(Labeled region entries)
━━━━━━━━━━━━━━━━━━━━

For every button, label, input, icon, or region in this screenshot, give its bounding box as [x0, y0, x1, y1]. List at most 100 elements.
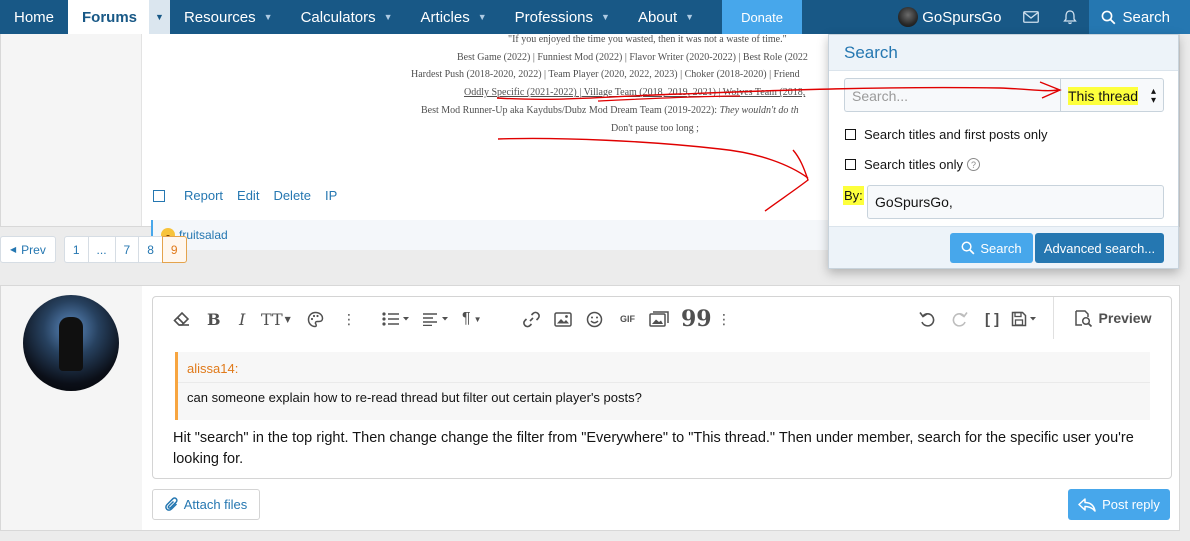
align-icon[interactable]: [422, 309, 450, 329]
nav-search-button[interactable]: Search: [1089, 0, 1190, 34]
select-post-checkbox[interactable]: [153, 189, 165, 202]
more-vertical-icon[interactable]: ⋮: [342, 309, 356, 329]
nav-home[interactable]: Home: [0, 0, 68, 34]
link-icon[interactable]: [523, 309, 540, 329]
envelope-icon: [1023, 11, 1040, 23]
preview-button[interactable]: Preview: [1053, 297, 1171, 339]
search-submit-button[interactable]: Search: [950, 233, 1033, 263]
select-arrows-icon: ▴ ▾: [1150, 86, 1156, 106]
top-nav: Home Forums ▼ Resources ▼ Calculators ▼ Ar…: [0, 0, 1190, 34]
emoji-icon[interactable]: [586, 309, 603, 329]
chevron-down-icon: ▼: [477, 12, 487, 22]
media-icon[interactable]: [649, 309, 669, 329]
more-vertical-icon[interactable]: ⋮: [717, 309, 731, 329]
nav-articles[interactable]: Articles ▼: [407, 0, 501, 34]
reply-icon: [1078, 497, 1096, 512]
avatar-figure: [59, 317, 83, 371]
pagination: ◀ Prev 1 ... 7 8 9: [0, 236, 187, 263]
paperclip-icon: [164, 496, 178, 511]
chevron-down-icon: ▼: [601, 12, 610, 22]
bold-icon[interactable]: B: [207, 309, 221, 329]
signature-line: Don't pause too long ;: [611, 123, 699, 134]
nav-alerts[interactable]: [1051, 0, 1089, 34]
signature-line: Hardest Push (2018-2020, 2022) | Team Pl…: [411, 69, 800, 80]
prev-page-button[interactable]: ◀ Prev: [0, 236, 56, 263]
reply-user-column: [1, 286, 142, 530]
nav-resources[interactable]: Resources ▼: [170, 0, 287, 34]
page-link[interactable]: 7: [114, 236, 139, 263]
quote-author[interactable]: alissa14:: [187, 361, 238, 376]
text-size-icon[interactable]: TT ▼: [261, 309, 291, 329]
signature-line: Oddly Specific (2021-2022) | Village Tea…: [464, 87, 806, 98]
nav-account[interactable]: GoSpursGo: [888, 0, 1011, 34]
help-icon[interactable]: ?: [967, 158, 980, 171]
search-icon: [961, 241, 975, 255]
nav-donate-button[interactable]: Donate: [722, 0, 802, 34]
eraser-icon[interactable]: [173, 309, 190, 329]
search-icon: [1102, 10, 1116, 24]
report-link[interactable]: Report: [184, 188, 223, 203]
nav-inbox[interactable]: [1011, 0, 1051, 34]
quick-reply: B I TT ▼ ⋮ ¶ ▼ GIF 99 ⋮ [] Preview alis…: [0, 285, 1180, 531]
bell-icon: [1063, 9, 1078, 24]
nav-about[interactable]: About ▼: [624, 0, 708, 34]
search-scope-select[interactable]: This thread ▴ ▾: [1060, 78, 1164, 112]
avatar: [23, 295, 119, 391]
chevron-down-icon: ▼: [155, 12, 164, 22]
delete-link[interactable]: Delete: [273, 188, 311, 203]
reply-body-text[interactable]: Hit "search" in the top right. Then chan…: [173, 428, 1163, 470]
nav-user-area: GoSpursGo Search: [888, 0, 1190, 34]
search-dropdown: Search Search... This thread ▴ ▾ Search t…: [828, 34, 1179, 269]
quote-icon[interactable]: 99: [681, 306, 712, 332]
post-reply-button[interactable]: Post reply: [1068, 489, 1170, 520]
quote-text: can someone explain how to re-read threa…: [187, 390, 642, 405]
nav-forums[interactable]: Forums: [68, 0, 150, 34]
chevron-down-icon: ▼: [383, 12, 393, 22]
signature-line: Best Mod Runner-Up aka Kaydubs/Dubz Mod …: [421, 105, 799, 116]
chevron-down-icon: ▼: [685, 12, 695, 22]
save-draft-icon[interactable]: [1011, 309, 1039, 329]
quote-divider: [178, 382, 1150, 383]
preview-icon: [1074, 309, 1092, 327]
search-menu-footer: Search Advanced search...: [829, 226, 1178, 268]
reactions-bar: fruitsalad: [151, 220, 831, 250]
editor-toolbar: B I TT ▼ ⋮ ¶ ▼ GIF 99 ⋮ [] Preview: [153, 297, 1171, 339]
page-link[interactable]: 8: [138, 236, 162, 263]
image-icon[interactable]: [554, 309, 572, 329]
post-user-column: [1, 34, 142, 226]
ip-link[interactable]: IP: [325, 188, 337, 203]
chevron-down-icon: ▼: [263, 12, 273, 22]
member-filter-input[interactable]: GoSpursGo,: [867, 185, 1164, 219]
message-editor[interactable]: B I TT ▼ ⋮ ¶ ▼ GIF 99 ⋮ [] Preview alis…: [152, 296, 1172, 479]
undo-icon[interactable]: [919, 309, 936, 329]
member-filter-label: By:: [843, 186, 864, 205]
current-page[interactable]: 9: [161, 236, 187, 263]
nav-professions[interactable]: Professions ▼: [501, 0, 624, 34]
italic-icon[interactable]: I: [239, 309, 245, 329]
advanced-search-button[interactable]: Advanced search...: [1035, 233, 1164, 263]
titles-only-option[interactable]: Search titles only ?: [845, 157, 980, 172]
avatar: [898, 7, 919, 27]
chevron-left-icon: ◀: [10, 245, 17, 254]
page-link[interactable]: ...: [87, 236, 115, 263]
palette-icon[interactable]: [307, 309, 324, 329]
list-icon[interactable]: [382, 309, 410, 329]
signature-line: "If you enjoyed the time you wasted, the…: [508, 34, 787, 45]
nav-calculators[interactable]: Calculators ▼: [287, 0, 407, 34]
attach-files-button[interactable]: Attach files: [152, 489, 260, 520]
nav-forums-dropdown[interactable]: ▼: [149, 0, 170, 34]
titles-first-posts-option[interactable]: Search titles and first posts only: [845, 127, 1048, 142]
post-actions: Report Edit Delete IP: [153, 188, 351, 203]
search-menu-title: Search: [829, 35, 1178, 71]
checkbox[interactable]: [845, 129, 856, 140]
checkbox[interactable]: [845, 159, 856, 170]
gif-icon[interactable]: GIF: [620, 309, 635, 329]
signature-line: Best Game (2022) | Funniest Mod (2022) |…: [457, 52, 808, 63]
redo-icon[interactable]: [951, 309, 968, 329]
paragraph-icon[interactable]: ¶ ▼: [462, 309, 482, 329]
edit-link[interactable]: Edit: [237, 188, 259, 203]
bbcode-toggle-icon[interactable]: [ ]: [985, 309, 999, 329]
search-input[interactable]: Search...: [844, 78, 1060, 112]
page-link[interactable]: 1: [63, 236, 88, 263]
quoted-message: alissa14: can someone explain how to re-…: [175, 352, 1150, 420]
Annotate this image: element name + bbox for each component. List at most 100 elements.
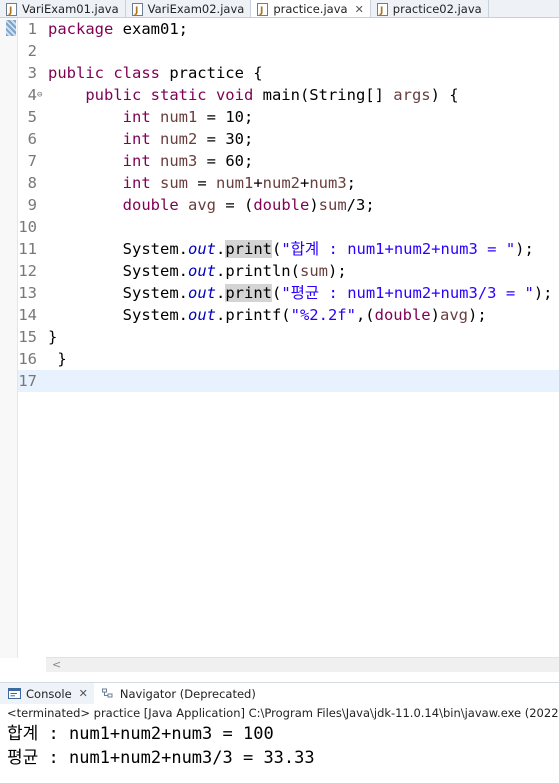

━━━━━━━━━━━━━━━━━━━━

▶ To do
Update the records starting with the line that contains "align-icon[interactable]: [422, 309, 450, 329]" and going on through the line that contains "select-arrows-icon: ▴ ▾: [1150, 86, 1156, 106]", changing "envelope" to "mail" and keeping everything else the same. Give back only those lines.

▶ Task output
align-icon[interactable]: [422, 309, 450, 329]
nav-search-button[interactable]: Search: [1089, 0, 1190, 34]
select-post-checkbox[interactable]: [153, 189, 165, 202]
more-vertical-icon[interactable]: ⋮: [342, 309, 356, 329]
nav-home[interactable]: Home: [0, 0, 68, 34]
link-icon[interactable]: [523, 309, 540, 329]
mail-icon: [1023, 11, 1040, 23]
preview-button[interactable]: Preview: [1053, 297, 1171, 339]
search-submit-button[interactable]: Search: [950, 233, 1033, 263]
select-arrows-icon: ▴ ▾: [1150, 86, 1156, 106]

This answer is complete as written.